- [YOUR TASK]:
Copy out the whole listing exactly as written, leaving the pictures behind.

- [DATA PROVIDED]:

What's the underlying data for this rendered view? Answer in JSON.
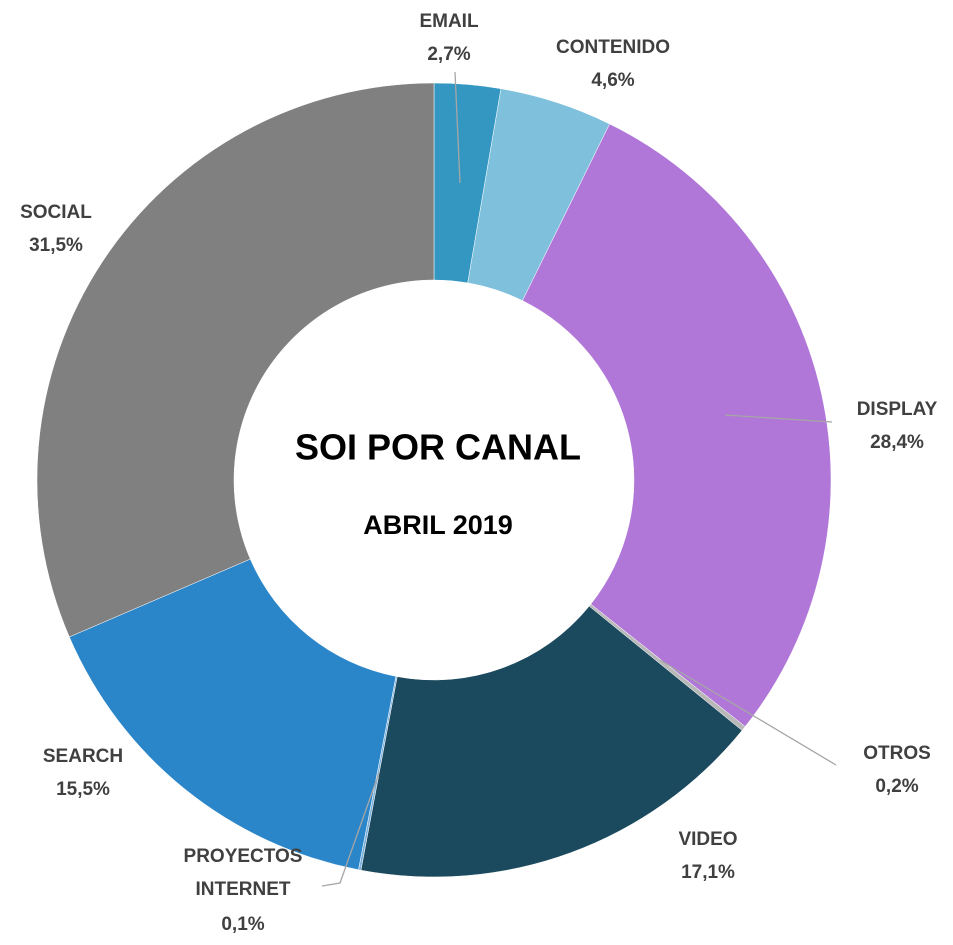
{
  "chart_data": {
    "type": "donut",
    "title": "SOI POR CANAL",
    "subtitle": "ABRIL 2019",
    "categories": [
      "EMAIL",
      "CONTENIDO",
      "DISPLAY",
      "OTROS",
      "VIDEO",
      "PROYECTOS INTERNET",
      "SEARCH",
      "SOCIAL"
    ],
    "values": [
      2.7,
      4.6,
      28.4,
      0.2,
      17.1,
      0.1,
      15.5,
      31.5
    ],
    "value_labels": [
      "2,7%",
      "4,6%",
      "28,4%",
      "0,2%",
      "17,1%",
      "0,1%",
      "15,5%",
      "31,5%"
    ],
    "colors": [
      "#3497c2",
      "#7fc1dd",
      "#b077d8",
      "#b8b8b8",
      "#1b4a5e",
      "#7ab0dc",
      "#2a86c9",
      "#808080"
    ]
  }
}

- [RESPONSE]:
What's the underlying data for this rendered view? Answer in JSON.
{
  "chart_data": {
    "type": "donut",
    "title": "SOI POR CANAL",
    "subtitle": "ABRIL 2019",
    "categories": [
      "EMAIL",
      "CONTENIDO",
      "DISPLAY",
      "OTROS",
      "VIDEO",
      "PROYECTOS INTERNET",
      "SEARCH",
      "SOCIAL"
    ],
    "values": [
      2.7,
      4.6,
      28.4,
      0.2,
      17.1,
      0.1,
      15.5,
      31.5
    ],
    "value_labels": [
      "2,7%",
      "4,6%",
      "28,4%",
      "0,2%",
      "17,1%",
      "0,1%",
      "15,5%",
      "31,5%"
    ],
    "colors": [
      "#3497c2",
      "#7fc1dd",
      "#b077d8",
      "#b8b8b8",
      "#1b4a5e",
      "#7ab0dc",
      "#2a86c9",
      "#808080"
    ]
  }
}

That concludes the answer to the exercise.